_Dataset records_
※ ※ ※
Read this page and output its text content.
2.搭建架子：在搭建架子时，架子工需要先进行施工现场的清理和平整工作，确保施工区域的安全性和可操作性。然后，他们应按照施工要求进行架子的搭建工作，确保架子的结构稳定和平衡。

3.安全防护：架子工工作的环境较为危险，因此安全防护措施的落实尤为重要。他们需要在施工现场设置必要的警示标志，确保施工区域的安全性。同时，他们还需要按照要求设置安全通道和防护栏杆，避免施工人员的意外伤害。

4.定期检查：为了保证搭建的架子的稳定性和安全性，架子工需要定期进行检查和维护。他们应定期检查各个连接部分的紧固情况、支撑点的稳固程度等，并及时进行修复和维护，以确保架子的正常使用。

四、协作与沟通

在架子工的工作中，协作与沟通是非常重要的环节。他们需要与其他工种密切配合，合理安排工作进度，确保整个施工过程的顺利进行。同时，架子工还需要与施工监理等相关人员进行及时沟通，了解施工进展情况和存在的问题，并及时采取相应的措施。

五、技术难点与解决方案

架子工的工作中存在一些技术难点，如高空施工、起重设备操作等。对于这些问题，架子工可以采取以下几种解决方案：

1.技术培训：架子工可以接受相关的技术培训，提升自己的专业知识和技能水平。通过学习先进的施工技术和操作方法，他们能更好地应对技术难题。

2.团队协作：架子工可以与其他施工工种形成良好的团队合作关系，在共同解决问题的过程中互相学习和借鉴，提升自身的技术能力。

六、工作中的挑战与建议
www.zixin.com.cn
※ ※ ※
_Written problem_
Print the material verbatim, all of it.

_Response_
Read this page and output its text content.
2.搭建架子：在搭建架子时，架子工需要先进行施工现场的清理和平整工作，确保施工区域的安全性和可操作性。然后，他们应按照施工要求进行架子的搭建工作，确保架子的结构稳定和平衡。

3.安全防护：架子工工作的环境较为危险，因此安全防护措施的落实尤为重要。他们需要在施工现场设置必要的警示标志，确保施工区域的安全性。同时，他们还需要按照要求设置安全通道和防护栏杆，避免施工人员的意外伤害。

4.定期检查：为了保证搭建的架子的稳定性和安全性，架子工需要定期进行检查和维护。他们应定期检查各个连接部分的紧固情况、支撑点的稳固程度等，并及时进行修复和维护，以确保架子的正常使用。

四、协作与沟通

在架子工的工作中，协作与沟通是非常重要的环节。他们需要与其他工种密切配合，合理安排工作进度，确保整个施工过程的顺利进行。同时，架子工还需要与施工监理等相关人员进行及时沟通，了解施工进展情况和存在的问题，并及时采取相应的措施。

五、技术难点与解决方案

架子工的工作中存在一些技术难点，如高空施工、起重设备操作等。对于这些问题，架子工可以采取以下几种解决方案：

1.技术培训：架子工可以接受相关的技术培训，提升自己的专业知识和技能水平。通过学习先进的施工技术和操作方法，他们能更好地应对技术难题。

2.团队协作：架子工可以与其他施工工种形成良好的团队合作关系，在共同解决问题的过程中互相学习和借鉴，提升自身的技术能力。

六、工作中的挑战与建议
www.zixin.com.cn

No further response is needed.